Entries:
┏━━

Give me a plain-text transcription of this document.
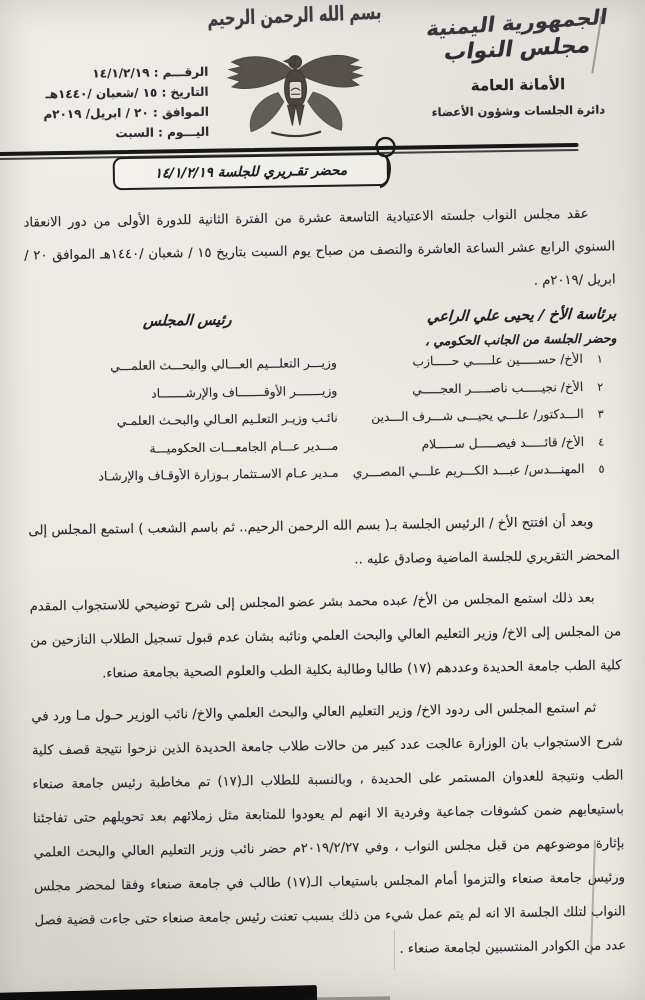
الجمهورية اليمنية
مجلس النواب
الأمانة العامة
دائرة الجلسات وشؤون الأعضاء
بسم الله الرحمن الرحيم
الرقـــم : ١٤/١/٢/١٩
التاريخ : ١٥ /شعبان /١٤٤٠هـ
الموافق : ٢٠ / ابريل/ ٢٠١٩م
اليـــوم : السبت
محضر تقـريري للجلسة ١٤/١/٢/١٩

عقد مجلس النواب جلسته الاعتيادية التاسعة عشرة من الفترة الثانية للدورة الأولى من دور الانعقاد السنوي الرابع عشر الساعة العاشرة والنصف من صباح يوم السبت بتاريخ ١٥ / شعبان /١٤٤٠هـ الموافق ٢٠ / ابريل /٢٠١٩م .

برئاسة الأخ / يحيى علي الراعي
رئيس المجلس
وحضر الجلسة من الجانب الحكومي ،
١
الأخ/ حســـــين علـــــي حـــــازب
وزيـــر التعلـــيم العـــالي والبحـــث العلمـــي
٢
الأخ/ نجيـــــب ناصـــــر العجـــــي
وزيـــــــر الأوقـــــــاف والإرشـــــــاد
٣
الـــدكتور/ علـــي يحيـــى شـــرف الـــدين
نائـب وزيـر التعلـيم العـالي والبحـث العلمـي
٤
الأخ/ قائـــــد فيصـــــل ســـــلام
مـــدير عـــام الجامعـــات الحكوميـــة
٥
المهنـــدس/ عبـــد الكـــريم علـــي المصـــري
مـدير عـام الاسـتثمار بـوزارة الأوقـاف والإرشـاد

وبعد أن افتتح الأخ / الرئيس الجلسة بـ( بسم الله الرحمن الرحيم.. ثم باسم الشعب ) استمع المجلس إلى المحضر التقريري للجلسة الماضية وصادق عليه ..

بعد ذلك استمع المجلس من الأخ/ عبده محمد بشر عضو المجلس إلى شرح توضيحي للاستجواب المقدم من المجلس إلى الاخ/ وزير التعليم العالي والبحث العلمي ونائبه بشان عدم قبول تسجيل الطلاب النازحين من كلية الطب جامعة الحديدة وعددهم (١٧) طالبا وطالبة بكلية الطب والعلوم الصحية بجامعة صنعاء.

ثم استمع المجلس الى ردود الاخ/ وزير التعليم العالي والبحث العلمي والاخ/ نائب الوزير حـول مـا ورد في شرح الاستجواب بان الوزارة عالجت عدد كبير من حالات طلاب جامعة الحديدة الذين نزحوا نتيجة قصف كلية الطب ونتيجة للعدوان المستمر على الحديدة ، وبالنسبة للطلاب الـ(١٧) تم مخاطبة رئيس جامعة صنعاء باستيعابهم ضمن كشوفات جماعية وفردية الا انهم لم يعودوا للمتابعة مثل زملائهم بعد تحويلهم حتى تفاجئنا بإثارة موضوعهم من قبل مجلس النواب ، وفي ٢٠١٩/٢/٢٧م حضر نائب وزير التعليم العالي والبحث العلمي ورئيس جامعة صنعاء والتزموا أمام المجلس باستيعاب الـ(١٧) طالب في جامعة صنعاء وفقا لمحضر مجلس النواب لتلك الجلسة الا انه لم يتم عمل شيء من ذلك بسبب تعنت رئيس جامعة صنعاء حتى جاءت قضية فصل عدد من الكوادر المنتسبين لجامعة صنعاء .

┗━━

Do this: Examine the records and pull out every line where the string "العلمي" occurs.

Right answer:
بعد ذلك استمع المجلس من الأخ/ عبده محمد بشر عضو المجلس إلى شرح توضيحي للاستجواب المقدم من المجلس إلى الاخ/ وزير التعليم العالي والبحث العلمي ونائبه بشان عدم قبول تسجيل الطلاب النازحين من كلية الطب جامعة الحديدة وعددهم (١٧) طالبا وطالبة بكلية الطب والعلوم الصحية بجامعة صنعاء.
ثم استمع المجلس الى ردود الاخ/ وزير التعليم العالي والبحث العلمي والاخ/ نائب الوزير حـول مـا ورد في شرح الاستجواب بان الوزارة عالجت عدد كبير من حالات طلاب جامعة الحديدة الذين نزحوا نتيجة قصف كلية الطب ونتيجة للعدوان المستمر على الحديدة ، وبالنسبة للطلاب الـ(١٧) تم مخاطبة رئيس جامعة صنعاء باستيعابهم ضمن كشوفات جماعية وفردية الا انهم لم يعودوا للمتابعة مثل زملائهم بعد تحويلهم حتى تفاجئنا بإثارة موضوعهم من قبل مجلس النواب ، وفي ٢٠١٩/٢/٢٧م حضر نائب وزير التعليم العالي والبحث العلمي ورئيس جامعة صنعاء والتزموا أمام المجلس باستيعاب الـ(١٧) طالب في جامعة صنعاء وفقا لمحضر مجلس النواب لتلك الجلسة الا انه لم يتم عمل شيء من ذلك بسبب تعنت رئيس جامعة صنعاء حتى جاءت قضية فصل عدد من الكوادر المنتسبين لجامعة صنعاء .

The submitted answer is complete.